### Entries supplied
####

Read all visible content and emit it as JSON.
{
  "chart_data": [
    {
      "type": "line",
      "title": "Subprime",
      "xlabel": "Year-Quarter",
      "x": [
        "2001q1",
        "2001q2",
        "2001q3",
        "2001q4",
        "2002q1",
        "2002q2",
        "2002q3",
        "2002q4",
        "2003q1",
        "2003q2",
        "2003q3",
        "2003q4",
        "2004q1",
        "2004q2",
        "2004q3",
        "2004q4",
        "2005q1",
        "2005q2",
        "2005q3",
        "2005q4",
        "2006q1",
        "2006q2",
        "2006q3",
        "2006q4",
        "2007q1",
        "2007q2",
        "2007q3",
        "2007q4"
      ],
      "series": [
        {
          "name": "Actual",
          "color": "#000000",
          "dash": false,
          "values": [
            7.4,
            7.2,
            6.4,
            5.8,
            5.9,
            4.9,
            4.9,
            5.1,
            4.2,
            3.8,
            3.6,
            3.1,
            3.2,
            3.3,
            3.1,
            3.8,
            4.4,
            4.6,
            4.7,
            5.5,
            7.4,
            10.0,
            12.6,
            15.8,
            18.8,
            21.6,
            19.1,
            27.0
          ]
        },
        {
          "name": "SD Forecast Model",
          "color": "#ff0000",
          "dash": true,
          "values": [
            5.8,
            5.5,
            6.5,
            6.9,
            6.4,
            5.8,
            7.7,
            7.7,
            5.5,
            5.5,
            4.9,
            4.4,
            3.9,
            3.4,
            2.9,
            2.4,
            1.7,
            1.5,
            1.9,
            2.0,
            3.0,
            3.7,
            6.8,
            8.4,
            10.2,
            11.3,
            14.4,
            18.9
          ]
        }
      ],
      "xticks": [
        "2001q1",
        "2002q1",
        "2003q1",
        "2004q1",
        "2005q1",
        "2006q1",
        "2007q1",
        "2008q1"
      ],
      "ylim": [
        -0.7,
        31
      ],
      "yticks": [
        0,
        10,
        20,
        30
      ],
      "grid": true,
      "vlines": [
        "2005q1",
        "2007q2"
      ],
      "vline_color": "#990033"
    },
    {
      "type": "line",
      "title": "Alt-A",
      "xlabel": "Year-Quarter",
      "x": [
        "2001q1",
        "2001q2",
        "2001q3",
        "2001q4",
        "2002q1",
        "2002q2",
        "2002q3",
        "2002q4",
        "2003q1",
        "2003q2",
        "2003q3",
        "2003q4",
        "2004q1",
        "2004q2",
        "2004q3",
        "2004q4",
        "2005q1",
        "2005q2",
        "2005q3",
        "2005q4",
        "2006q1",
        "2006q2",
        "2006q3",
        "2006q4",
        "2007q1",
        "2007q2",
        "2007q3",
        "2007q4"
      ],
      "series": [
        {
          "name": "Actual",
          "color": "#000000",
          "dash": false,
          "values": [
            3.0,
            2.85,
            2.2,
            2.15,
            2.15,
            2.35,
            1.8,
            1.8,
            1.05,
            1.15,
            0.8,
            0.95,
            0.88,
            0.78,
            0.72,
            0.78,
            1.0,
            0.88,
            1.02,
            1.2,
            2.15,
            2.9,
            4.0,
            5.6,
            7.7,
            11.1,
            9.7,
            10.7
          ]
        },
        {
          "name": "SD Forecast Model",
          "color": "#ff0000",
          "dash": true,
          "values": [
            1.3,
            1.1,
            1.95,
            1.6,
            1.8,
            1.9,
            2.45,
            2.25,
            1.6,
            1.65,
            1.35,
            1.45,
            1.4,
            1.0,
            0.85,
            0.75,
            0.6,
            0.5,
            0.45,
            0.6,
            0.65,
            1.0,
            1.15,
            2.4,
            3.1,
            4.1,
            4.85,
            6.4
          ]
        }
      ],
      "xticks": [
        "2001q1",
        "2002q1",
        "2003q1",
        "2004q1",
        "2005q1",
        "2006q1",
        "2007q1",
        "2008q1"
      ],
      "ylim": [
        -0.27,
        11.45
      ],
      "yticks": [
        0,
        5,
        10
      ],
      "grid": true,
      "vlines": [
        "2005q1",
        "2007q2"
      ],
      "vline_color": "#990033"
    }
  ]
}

####

Every entry above should be retyped exactly as shown.

Read all visible content and emit it as JSON.
{
  "chart_data": [
    {
      "type": "line",
      "title": "Subprime",
      "xlabel": "Year-Quarter",
      "x": [
        "2001q1",
        "2001q2",
        "2001q3",
        "2001q4",
        "2002q1",
        "2002q2",
        "2002q3",
        "2002q4",
        "2003q1",
        "2003q2",
        "2003q3",
        "2003q4",
        "2004q1",
        "2004q2",
        "2004q3",
        "2004q4",
        "2005q1",
        "2005q2",
        "2005q3",
        "2005q4",
        "2006q1",
        "2006q2",
        "2006q3",
        "2006q4",
        "2007q1",
        "2007q2",
        "2007q3",
        "2007q4"
      ],
      "series": [
        {
          "name": "Actual",
          "color": "#000000",
          "dash": false,
          "values": [
            7.4,
            7.2,
            6.4,
            5.8,
            5.9,
            4.9,
            4.9,
            5.1,
            4.2,
            3.8,
            3.6,
            3.1,
            3.2,
            3.3,
            3.1,
            3.8,
            4.4,
            4.6,
            4.7,
            5.5,
            7.4,
            10.0,
            12.6,
            15.8,
            18.8,
            21.6,
            19.1,
            27.0
          ]
        },
        {
          "name": "SD Forecast Model",
          "color": "#ff0000",
          "dash": true,
          "values": [
            5.8,
            5.5,
            6.5,
            6.9,
            6.4,
            5.8,
            7.7,
            7.7,
            5.5,
            5.5,
            4.9,
            4.4,
            3.9,
            3.4,
            2.9,
            2.4,
            1.7,
            1.5,
            1.9,
            2.0,
            3.0,
            3.7,
            6.8,
            8.4,
            10.2,
            11.3,
            14.4,
            18.9
          ]
        }
      ],
      "xticks": [
        "2001q1",
        "2002q1",
        "2003q1",
        "2004q1",
        "2005q1",
        "2006q1",
        "2007q1",
        "2008q1"
      ],
      "ylim": [
        -0.7,
        31
      ],
      "yticks": [
        0,
        10,
        20,
        30
      ],
      "grid": true,
      "vlines": [
        "2005q1",
        "2007q2"
      ],
      "vline_color": "#990033"
    },
    {
      "type": "line",
      "title": "Alt-A",
      "xlabel": "Year-Quarter",
      "x": [
        "2001q1",
        "2001q2",
        "2001q3",
        "2001q4",
        "2002q1",
        "2002q2",
        "2002q3",
        "2002q4",
        "2003q1",
        "2003q2",
        "2003q3",
        "2003q4",
        "2004q1",
        "2004q2",
        "2004q3",
        "2004q4",
        "2005q1",
        "2005q2",
        "2005q3",
        "2005q4",
        "2006q1",
        "2006q2",
        "2006q3",
        "2006q4",
        "2007q1",
        "2007q2",
        "2007q3",
        "2007q4"
      ],
      "series": [
        {
          "name": "Actual",
          "color": "#000000",
          "dash": false,
          "values": [
            3.0,
            2.85,
            2.2,
            2.15,
            2.15,
            2.35,
            1.8,
            1.8,
            1.05,
            1.15,
            0.8,
            0.95,
            0.88,
            0.78,
            0.72,
            0.78,
            1.0,
            0.88,
            1.02,
            1.2,
            2.15,
            2.9,
            4.0,
            5.6,
            7.7,
            11.1,
            9.7,
            10.7
          ]
        },
        {
          "name": "SD Forecast Model",
          "color": "#ff0000",
          "dash": true,
          "values": [
            1.3,
            1.1,
            1.95,
            1.6,
            1.8,
            1.9,
            2.45,
            2.25,
            1.6,
            1.65,
            1.35,
            1.45,
            1.4,
            1.0,
            0.85,
            0.75,
            0.6,
            0.5,
            0.45,
            0.6,
            0.65,
            1.0,
            1.15,
            2.4,
            3.1,
            4.1,
            4.85,
            6.4
          ]
        }
      ],
      "xticks": [
        "2001q1",
        "2002q1",
        "2003q1",
        "2004q1",
        "2005q1",
        "2006q1",
        "2007q1",
        "2008q1"
      ],
      "ylim": [
        -0.27,
        11.45
      ],
      "yticks": [
        0,
        5,
        10
      ],
      "grid": true,
      "vlines": [
        "2005q1",
        "2007q2"
      ],
      "vline_color": "#990033"
    }
  ]
}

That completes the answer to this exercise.